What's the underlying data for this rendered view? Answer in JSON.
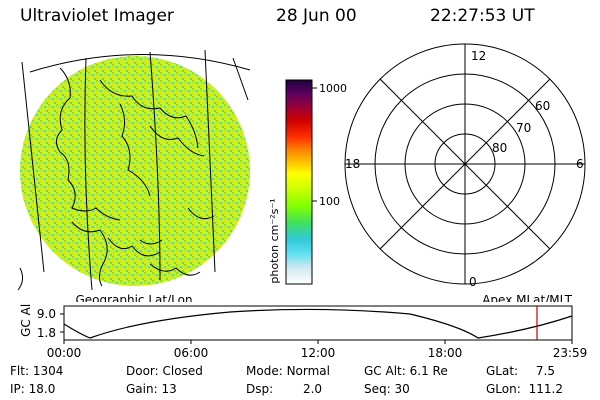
{
  "header": {
    "title": "Ultraviolet Imager",
    "date": "28 Jun 00",
    "time": "22:27:53 UT"
  },
  "globe": {
    "caption": "Geographic Lat/Lon"
  },
  "colorbar": {
    "unit_label": "photon cm⁻²s⁻¹",
    "ticks": [
      "1000",
      "100"
    ],
    "colors": [
      "#ffffff",
      "#d0e8f0",
      "#60e0f0",
      "#30c8d8",
      "#40e060",
      "#80ff00",
      "#c8ff00",
      "#ffff00",
      "#ffc000",
      "#ff8000",
      "#ff3000",
      "#d00000",
      "#a00030",
      "#600060",
      "#200040"
    ]
  },
  "polar": {
    "caption": "Apex MLat/MLT",
    "mlt_labels": {
      "top": "12",
      "left": "18",
      "right": "6",
      "bottom": "0"
    },
    "lat_labels": [
      "60",
      "70",
      "80"
    ]
  },
  "timeline": {
    "ylabel": "GC Alt",
    "yticks": [
      "9.0",
      "1.8"
    ],
    "xticks": [
      "00:00",
      "06:00",
      "12:00",
      "18:00",
      "23:59"
    ],
    "cursor_time": "22:27:53",
    "cursor_color": "#cc0000"
  },
  "info": {
    "row1": [
      {
        "label": "Flt:",
        "value": "1304"
      },
      {
        "label": "Door:",
        "value": "Closed"
      },
      {
        "label": "Mode:",
        "value": "Normal"
      },
      {
        "label": "GC Alt:",
        "value": "6.1 Re"
      },
      {
        "label": "GLat:",
        "value": "7.5"
      }
    ],
    "row2": [
      {
        "label": "IP:",
        "value": "18.0"
      },
      {
        "label": "Gain:",
        "value": "13"
      },
      {
        "label": "Dsp:",
        "value": "2.0"
      },
      {
        "label": "Seq:",
        "value": "30"
      },
      {
        "label": "GLon:",
        "value": "111.2"
      }
    ]
  }
}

* Written exercise *
Excluding the pictures, reproduce every entry exactly as given.

* Solution to the exercise *
What's the underlying data for this rendered view? Answer in JSON.
{
  "header": {
    "title": "Ultraviolet Imager",
    "date": "28 Jun 00",
    "time": "22:27:53 UT"
  },
  "globe": {
    "caption": "Geographic Lat/Lon"
  },
  "colorbar": {
    "unit_label": "photon cm⁻²s⁻¹",
    "ticks": [
      "1000",
      "100"
    ],
    "colors": [
      "#ffffff",
      "#d0e8f0",
      "#60e0f0",
      "#30c8d8",
      "#40e060",
      "#80ff00",
      "#c8ff00",
      "#ffff00",
      "#ffc000",
      "#ff8000",
      "#ff3000",
      "#d00000",
      "#a00030",
      "#600060",
      "#200040"
    ]
  },
  "polar": {
    "caption": "Apex MLat/MLT",
    "mlt_labels": {
      "top": "12",
      "left": "18",
      "right": "6",
      "bottom": "0"
    },
    "lat_labels": [
      "60",
      "70",
      "80"
    ]
  },
  "timeline": {
    "ylabel": "GC Alt",
    "yticks": [
      "9.0",
      "1.8"
    ],
    "xticks": [
      "00:00",
      "06:00",
      "12:00",
      "18:00",
      "23:59"
    ],
    "cursor_time": "22:27:53",
    "cursor_color": "#cc0000"
  },
  "info": {
    "row1": [
      {
        "label": "Flt:",
        "value": "1304"
      },
      {
        "label": "Door:",
        "value": "Closed"
      },
      {
        "label": "Mode:",
        "value": "Normal"
      },
      {
        "label": "GC Alt:",
        "value": "6.1 Re"
      },
      {
        "label": "GLat:",
        "value": "7.5"
      }
    ],
    "row2": [
      {
        "label": "IP:",
        "value": "18.0"
      },
      {
        "label": "Gain:",
        "value": "13"
      },
      {
        "label": "Dsp:",
        "value": "2.0"
      },
      {
        "label": "Seq:",
        "value": "30"
      },
      {
        "label": "GLon:",
        "value": "111.2"
      }
    ]
  }
}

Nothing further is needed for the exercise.